__SOURCE RECORDS__
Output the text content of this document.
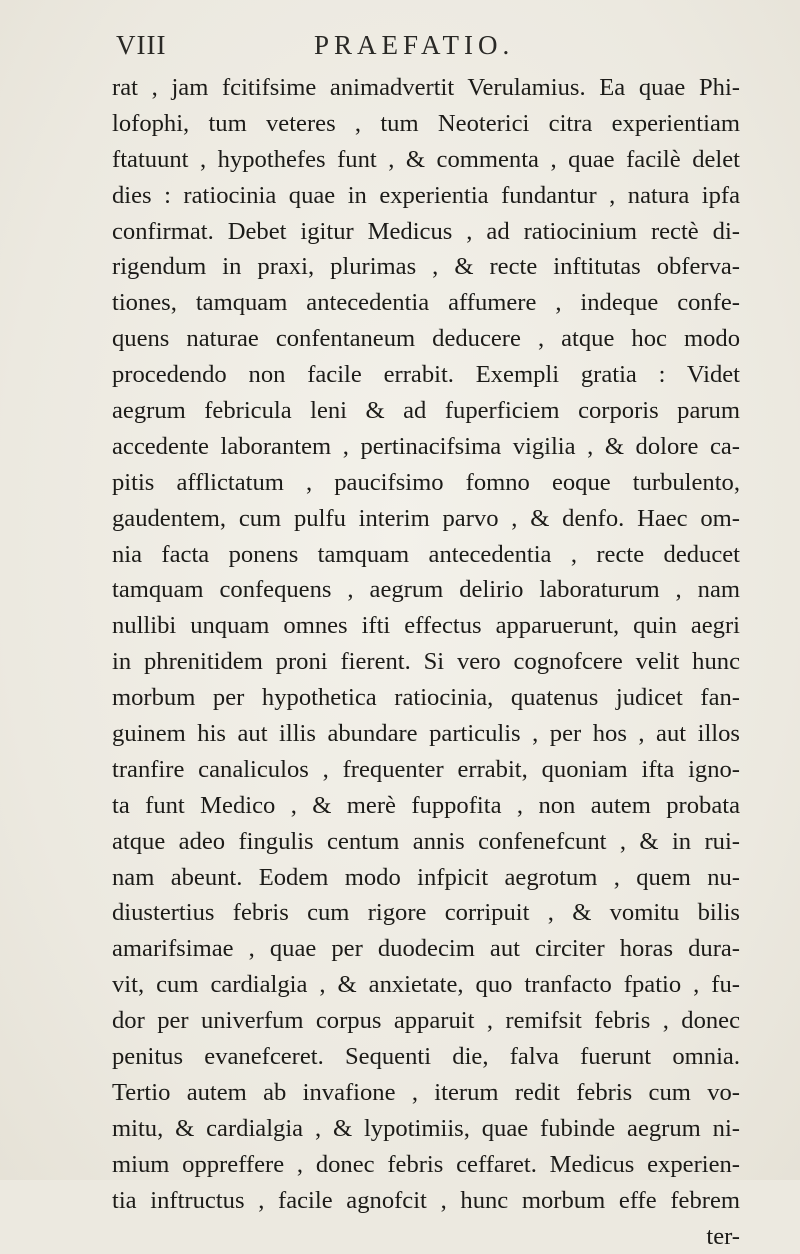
VIII	PRAEFATIO.
rat , jam fcitifsime animadvertit Verulamius. Ea quae Phi-
lofophi, tum veteres , tum Neoterici citra experientiam
ftatuunt , hypothefes funt , & commenta , quae facilè delet
dies : ratiocinia quae in experientia fundantur , natura ipfa
confirmat. Debet igitur Medicus , ad ratiocinium rectè di-
rigendum in praxi, plurimas , & recte inftitutas obferva-
tiones, tamquam antecedentia affumere , indeque confe-
quens naturae confentaneum deducere , atque hoc modo
procedendo non facile errabit. Exempli gratia : Videt
aegrum febricula leni & ad fuperficiem corporis parum
accedente laborantem , pertinacifsima vigilia , & dolore ca-
pitis afflictatum , paucifsimo fomno eoque turbulento,
gaudentem, cum pulfu interim parvo , & denfo. Haec om-
nia facta ponens tamquam antecedentia , recte deducet
tamquam confequens , aegrum delirio laboraturum , nam
nullibi unquam omnes ifti effectus apparuerunt, quin aegri
in phrenitidem proni fierent. Si vero cognofcere velit hunc
morbum per hypothetica ratiocinia, quatenus judicet fan-
guinem his aut illis abundare particulis , per hos , aut illos
tranfire canaliculos , frequenter errabit, quoniam ifta igno-
ta funt Medico , & merè fuppofita , non autem probata
atque adeo fingulis centum annis confenefcunt , & in rui-
nam abeunt. Eodem modo infpicit aegrotum , quem nu-
diustertius febris cum rigore corripuit , & vomitu bilis
amarifsimae , quae per duodecim aut circiter horas dura-
vit, cum cardialgia , & anxietate, quo tranfacto fpatio , fu-
dor per univerfum corpus apparuit , remifsit febris , donec
penitus evanefceret. Sequenti die, falva fuerunt omnia.
Tertio autem ab invafione , iterum redit febris cum vo-
mitu, & cardialgia , & lypotimiis, quae fubinde aegrum ni-
mium oppreffere , donec febris ceffaret. Medicus experien-
tia inftructus , facile agnofcit , hunc morbum effe febrem
ter-
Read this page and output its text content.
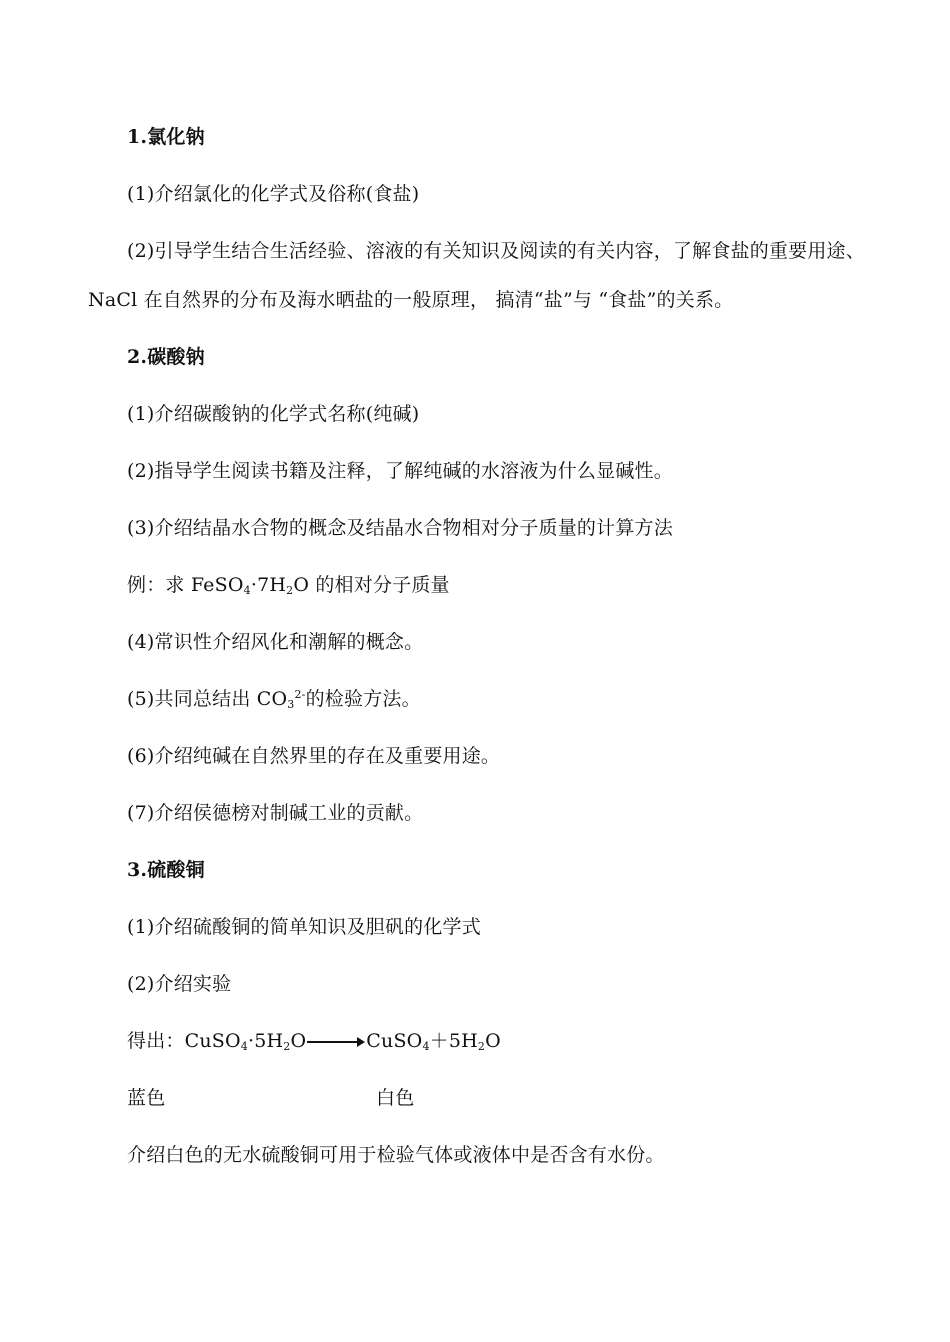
1.氯化钠
(1)介绍氯化的化学式及俗称(食盐)
(2)引导学生结合生活经验、溶液的有关知识及阅读的有关内容，了解食盐的重要用途、
NaCl 在自然界的分布及海水晒盐的一般原理， 搞清“盐”与 “食盐”的关系。
2.碳酸钠
(1)介绍碳酸钠的化学式名称(纯碱)
(2)指导学生阅读书籍及注释，了解纯碱的水溶液为什么显碱性。
(3)介绍结晶水合物的概念及结晶水合物相对分子质量的计算方法
例：求 $FeSO_4\cdot 7H_2O$ 的相对分子质量
(4)常识性介绍风化和潮解的概念。
(5)共同总结出 $CO_3^{2-}$的检验方法。
(6)介绍纯碱在自然界里的存在及重要用途。
(7)介绍侯德榜对制碱工业的贡献。
3.硫酸铜
(1)介绍硫酸铜的简单知识及胆矾的化学式
(2)介绍实验
得出：$CuSO_4\cdot 5H_2O$	$CuSO_4+5H_2O$
蓝色	白色
介绍白色的无水硫酸铜可用于检验气体或液体中是否含有水份。
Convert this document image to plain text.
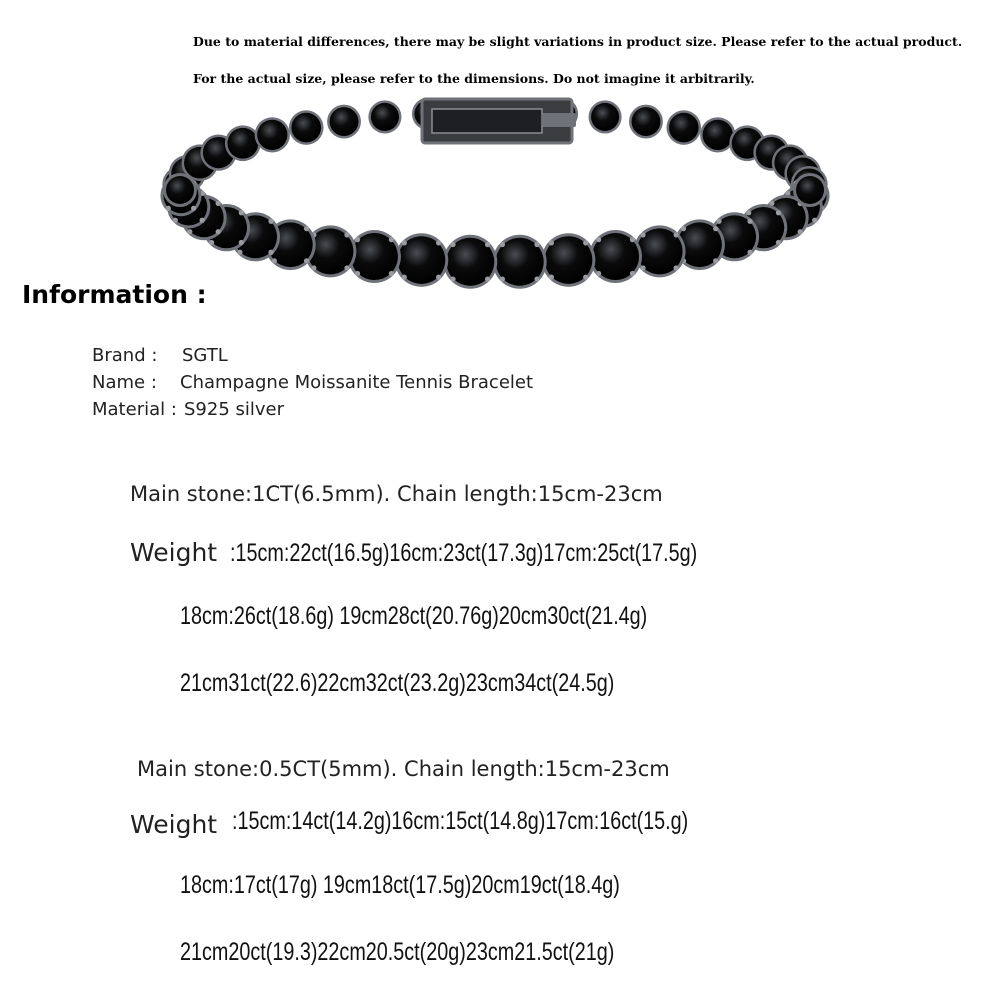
Due to material differences, there may be slight variations in product size. Please refer to the actual product.
For the actual size, please refer to the dimensions. Do not imagine it arbitrarily.
Information :
Brand : SGTL
Name : Champagne Moissanite Tennis Bracelet
Material : S925 silver
Main stone:1CT(6.5mm). Chain length:15cm-23cm
Weight :15cm:22ct(16.5g)16cm:23ct(17.3g)17cm:25ct(17.5g)
18cm:26ct(18.6g) 19cm28ct(20.76g)20cm30ct(21.4g)
21cm31ct(22.6)22cm32ct(23.2g)23cm34ct(24.5g)
Main stone:0.5CT(5mm). Chain length:15cm-23cm
Weight :15cm:14ct(14.2g)16cm:15ct(14.8g)17cm:16ct(15.g)
18cm:17ct(17g) 19cm18ct(17.5g)20cm19ct(18.4g)
21cm20ct(19.3)22cm20.5ct(20g)23cm21.5ct(21g)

__EXERCISE__
Repeat verbatim the lines from the one holding "Read this page and output its text content." through the end of the listing above, both ends included, but not the pictures.

__RESPONSE BELOW__
Read this page and output its text content.
1.氯化钠
(1)介绍氯化的化学式及俗称(食盐)
(2)引导学生结合生活经验、溶液的有关知识及阅读的有关内容，了解食盐的重要用途、
NaCl 在自然界的分布及海水晒盐的一般原理， 搞清“盐”与 “食盐”的关系。
2.碳酸钠
(1)介绍碳酸钠的化学式名称(纯碱)
(2)指导学生阅读书籍及注释，了解纯碱的水溶液为什么显碱性。
(3)介绍结晶水合物的概念及结晶水合物相对分子质量的计算方法
例：求 $FeSO_4\cdot 7H_2O$ 的相对分子质量
(4)常识性介绍风化和潮解的概念。
(5)共同总结出 $CO_3^{2-}$的检验方法。
(6)介绍纯碱在自然界里的存在及重要用途。
(7)介绍侯德榜对制碱工业的贡献。
3.硫酸铜
(1)介绍硫酸铜的简单知识及胆矾的化学式
(2)介绍实验
得出：$CuSO_4\cdot 5H_2O$	$CuSO_4+5H_2O$
蓝色	白色
介绍白色的无水硫酸铜可用于检验气体或液体中是否含有水份。
Convert this document image to plain text.
Due to material differences, there may be slight variations in product size. Please refer to the actual product.
For the actual size, please refer to the dimensions. Do not imagine it arbitrarily.
Information :
Brand : SGTL
Name : Champagne Moissanite Tennis Bracelet
Material : S925 silver
Main stone:1CT(6.5mm). Chain length:15cm-23cm
Weight :15cm:22ct(16.5g)16cm:23ct(17.3g)17cm:25ct(17.5g)
18cm:26ct(18.6g) 19cm28ct(20.76g)20cm30ct(21.4g)
21cm31ct(22.6)22cm32ct(23.2g)23cm34ct(24.5g)
Main stone:0.5CT(5mm). Chain length:15cm-23cm
Weight :15cm:14ct(14.2g)16cm:15ct(14.8g)17cm:16ct(15.g)
18cm:17ct(17g) 19cm18ct(17.5g)20cm19ct(18.4g)
21cm20ct(19.3)22cm20.5ct(20g)23cm21.5ct(21g)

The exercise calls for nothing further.